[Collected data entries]
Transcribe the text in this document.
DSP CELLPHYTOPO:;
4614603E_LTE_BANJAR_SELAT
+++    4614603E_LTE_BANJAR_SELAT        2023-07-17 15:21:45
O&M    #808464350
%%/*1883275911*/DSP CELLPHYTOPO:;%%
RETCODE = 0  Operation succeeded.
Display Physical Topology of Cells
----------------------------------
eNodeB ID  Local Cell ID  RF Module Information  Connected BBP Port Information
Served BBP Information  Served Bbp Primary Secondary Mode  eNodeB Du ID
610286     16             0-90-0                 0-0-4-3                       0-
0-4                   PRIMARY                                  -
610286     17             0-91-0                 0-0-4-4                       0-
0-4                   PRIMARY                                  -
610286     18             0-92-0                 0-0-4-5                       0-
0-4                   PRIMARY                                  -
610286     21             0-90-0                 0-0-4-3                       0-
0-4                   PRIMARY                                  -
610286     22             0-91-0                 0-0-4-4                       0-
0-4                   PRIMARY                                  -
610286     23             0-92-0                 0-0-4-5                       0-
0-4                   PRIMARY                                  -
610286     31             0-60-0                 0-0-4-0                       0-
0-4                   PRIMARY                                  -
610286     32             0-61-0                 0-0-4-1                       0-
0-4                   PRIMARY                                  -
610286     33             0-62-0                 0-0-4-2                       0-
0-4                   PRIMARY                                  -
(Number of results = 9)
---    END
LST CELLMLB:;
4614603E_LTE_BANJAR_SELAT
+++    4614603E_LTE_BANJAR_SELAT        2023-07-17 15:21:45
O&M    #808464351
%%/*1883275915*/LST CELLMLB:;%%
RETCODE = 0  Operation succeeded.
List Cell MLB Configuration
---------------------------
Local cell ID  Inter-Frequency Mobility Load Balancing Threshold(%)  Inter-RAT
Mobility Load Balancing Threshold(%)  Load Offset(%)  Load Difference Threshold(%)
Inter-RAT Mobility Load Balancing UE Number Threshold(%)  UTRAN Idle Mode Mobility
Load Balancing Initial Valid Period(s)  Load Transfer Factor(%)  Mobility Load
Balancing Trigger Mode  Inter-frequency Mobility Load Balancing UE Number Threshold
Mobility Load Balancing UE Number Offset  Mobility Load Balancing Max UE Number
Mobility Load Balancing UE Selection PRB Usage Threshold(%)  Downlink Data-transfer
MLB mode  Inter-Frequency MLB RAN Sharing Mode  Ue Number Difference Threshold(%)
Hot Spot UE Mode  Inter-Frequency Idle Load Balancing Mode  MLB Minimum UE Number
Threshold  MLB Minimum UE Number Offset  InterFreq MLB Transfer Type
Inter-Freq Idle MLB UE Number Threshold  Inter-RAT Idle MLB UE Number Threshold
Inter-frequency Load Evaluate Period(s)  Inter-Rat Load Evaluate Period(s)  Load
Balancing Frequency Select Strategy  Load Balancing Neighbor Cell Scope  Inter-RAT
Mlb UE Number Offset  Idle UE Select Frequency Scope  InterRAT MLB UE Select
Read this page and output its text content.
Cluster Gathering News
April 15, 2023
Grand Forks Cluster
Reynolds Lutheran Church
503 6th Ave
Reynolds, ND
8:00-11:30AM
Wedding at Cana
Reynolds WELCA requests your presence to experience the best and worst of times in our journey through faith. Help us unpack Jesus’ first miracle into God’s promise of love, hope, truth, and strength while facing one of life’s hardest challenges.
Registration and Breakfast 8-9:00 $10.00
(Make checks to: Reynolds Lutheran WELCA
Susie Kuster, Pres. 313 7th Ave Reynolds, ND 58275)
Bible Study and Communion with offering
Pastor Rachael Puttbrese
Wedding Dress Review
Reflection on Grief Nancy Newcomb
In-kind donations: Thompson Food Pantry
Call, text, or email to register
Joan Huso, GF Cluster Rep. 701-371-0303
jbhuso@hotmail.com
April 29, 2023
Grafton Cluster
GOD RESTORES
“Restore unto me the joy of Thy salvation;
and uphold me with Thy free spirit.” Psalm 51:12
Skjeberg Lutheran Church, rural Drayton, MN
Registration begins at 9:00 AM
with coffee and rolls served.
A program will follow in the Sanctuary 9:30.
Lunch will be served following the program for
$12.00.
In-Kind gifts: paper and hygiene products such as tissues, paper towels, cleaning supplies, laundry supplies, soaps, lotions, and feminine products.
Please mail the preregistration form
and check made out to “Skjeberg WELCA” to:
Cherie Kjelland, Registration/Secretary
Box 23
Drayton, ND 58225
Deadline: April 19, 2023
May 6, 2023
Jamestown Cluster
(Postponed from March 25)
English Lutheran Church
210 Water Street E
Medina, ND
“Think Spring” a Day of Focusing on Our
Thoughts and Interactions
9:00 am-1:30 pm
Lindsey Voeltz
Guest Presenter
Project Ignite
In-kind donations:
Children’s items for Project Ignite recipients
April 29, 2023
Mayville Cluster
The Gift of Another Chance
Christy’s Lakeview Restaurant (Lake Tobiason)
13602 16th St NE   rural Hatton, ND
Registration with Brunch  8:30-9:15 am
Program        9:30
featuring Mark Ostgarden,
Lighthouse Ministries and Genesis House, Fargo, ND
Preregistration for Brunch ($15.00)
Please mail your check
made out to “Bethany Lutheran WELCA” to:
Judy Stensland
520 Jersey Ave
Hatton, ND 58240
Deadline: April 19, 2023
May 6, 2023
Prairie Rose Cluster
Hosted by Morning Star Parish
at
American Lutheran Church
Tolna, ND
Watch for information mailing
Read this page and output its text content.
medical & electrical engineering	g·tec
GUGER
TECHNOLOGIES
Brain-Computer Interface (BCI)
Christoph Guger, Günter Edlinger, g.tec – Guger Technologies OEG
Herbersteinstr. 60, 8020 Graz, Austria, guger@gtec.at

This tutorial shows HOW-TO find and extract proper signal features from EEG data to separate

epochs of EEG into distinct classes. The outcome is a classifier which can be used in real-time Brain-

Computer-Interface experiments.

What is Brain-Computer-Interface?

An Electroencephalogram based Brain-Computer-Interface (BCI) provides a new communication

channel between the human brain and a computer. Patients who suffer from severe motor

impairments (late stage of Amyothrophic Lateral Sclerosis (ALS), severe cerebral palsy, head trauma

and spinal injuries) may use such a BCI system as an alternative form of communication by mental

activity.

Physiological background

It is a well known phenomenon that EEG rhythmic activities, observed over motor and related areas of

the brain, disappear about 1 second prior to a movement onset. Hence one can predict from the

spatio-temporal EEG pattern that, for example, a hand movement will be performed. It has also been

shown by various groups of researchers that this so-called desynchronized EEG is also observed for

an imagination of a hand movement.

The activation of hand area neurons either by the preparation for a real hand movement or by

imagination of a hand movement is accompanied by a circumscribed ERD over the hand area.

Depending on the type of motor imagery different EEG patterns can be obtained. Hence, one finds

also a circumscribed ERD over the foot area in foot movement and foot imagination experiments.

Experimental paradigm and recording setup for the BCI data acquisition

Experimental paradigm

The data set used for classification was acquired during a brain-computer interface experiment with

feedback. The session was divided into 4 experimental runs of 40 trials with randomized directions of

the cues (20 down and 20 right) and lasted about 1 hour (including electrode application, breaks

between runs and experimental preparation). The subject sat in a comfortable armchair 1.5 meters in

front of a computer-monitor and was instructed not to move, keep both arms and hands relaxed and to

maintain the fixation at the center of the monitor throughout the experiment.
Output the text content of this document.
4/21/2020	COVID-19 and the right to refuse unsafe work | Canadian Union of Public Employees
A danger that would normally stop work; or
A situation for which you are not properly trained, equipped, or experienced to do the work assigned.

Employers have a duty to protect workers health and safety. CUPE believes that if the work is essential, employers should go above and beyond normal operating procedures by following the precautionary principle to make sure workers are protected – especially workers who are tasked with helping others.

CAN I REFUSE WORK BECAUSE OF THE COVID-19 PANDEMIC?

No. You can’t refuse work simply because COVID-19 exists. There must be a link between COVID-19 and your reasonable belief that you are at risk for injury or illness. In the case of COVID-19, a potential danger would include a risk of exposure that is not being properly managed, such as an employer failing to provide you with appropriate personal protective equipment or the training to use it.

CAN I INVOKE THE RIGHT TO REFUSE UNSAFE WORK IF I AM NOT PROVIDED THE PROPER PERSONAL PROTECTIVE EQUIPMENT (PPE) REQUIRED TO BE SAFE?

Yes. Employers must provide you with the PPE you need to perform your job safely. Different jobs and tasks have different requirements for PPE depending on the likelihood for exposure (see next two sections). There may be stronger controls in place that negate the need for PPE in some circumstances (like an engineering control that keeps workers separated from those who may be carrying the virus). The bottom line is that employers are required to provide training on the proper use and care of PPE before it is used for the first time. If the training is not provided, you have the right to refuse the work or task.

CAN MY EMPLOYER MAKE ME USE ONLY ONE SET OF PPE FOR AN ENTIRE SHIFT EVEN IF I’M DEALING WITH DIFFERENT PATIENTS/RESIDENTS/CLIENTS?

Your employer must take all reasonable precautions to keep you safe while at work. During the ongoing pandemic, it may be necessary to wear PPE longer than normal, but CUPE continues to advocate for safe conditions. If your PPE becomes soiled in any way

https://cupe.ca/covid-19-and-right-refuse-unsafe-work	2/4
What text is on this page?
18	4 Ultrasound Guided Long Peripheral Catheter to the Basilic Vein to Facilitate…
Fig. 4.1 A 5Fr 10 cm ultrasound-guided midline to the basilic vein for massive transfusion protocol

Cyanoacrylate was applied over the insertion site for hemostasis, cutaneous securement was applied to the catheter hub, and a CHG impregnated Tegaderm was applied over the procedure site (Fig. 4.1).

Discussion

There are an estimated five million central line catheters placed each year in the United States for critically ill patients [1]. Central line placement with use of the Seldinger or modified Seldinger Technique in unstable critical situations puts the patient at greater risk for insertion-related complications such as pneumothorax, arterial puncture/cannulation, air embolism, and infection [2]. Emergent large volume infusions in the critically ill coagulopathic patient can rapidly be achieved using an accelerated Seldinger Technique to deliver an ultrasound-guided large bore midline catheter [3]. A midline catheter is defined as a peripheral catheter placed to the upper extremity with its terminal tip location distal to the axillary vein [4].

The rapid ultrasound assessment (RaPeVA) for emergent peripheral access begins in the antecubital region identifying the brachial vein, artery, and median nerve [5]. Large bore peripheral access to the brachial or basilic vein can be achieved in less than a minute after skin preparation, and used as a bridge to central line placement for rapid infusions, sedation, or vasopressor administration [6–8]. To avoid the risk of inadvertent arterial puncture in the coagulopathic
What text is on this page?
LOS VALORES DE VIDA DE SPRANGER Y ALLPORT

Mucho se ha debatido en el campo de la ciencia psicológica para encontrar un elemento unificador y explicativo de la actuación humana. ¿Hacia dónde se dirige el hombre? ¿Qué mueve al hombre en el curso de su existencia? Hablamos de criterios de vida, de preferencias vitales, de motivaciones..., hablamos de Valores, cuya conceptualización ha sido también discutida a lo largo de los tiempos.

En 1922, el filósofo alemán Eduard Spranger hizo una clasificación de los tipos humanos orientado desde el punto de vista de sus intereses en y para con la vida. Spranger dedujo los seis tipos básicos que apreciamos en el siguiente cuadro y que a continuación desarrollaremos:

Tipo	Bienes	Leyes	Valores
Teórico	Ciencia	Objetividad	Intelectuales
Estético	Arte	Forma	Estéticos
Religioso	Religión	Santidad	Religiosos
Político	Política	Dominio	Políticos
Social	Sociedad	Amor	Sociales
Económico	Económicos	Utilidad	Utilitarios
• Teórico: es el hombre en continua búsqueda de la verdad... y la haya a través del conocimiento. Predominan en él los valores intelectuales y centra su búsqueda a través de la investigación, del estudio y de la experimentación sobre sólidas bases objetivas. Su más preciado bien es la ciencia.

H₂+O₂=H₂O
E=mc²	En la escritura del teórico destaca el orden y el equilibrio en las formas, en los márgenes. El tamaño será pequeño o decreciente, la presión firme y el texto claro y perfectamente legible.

◆ **Problem to work on**
Identify each line in the records above containing the word "eNodeB"; copy those lines.

◆ **Exercise output**
eNodeB ID  Local Cell ID  RF Module Information  Connected BBP Port Information
Served BBP Information  Served Bbp Primary Secondary Mode  eNodeB Du ID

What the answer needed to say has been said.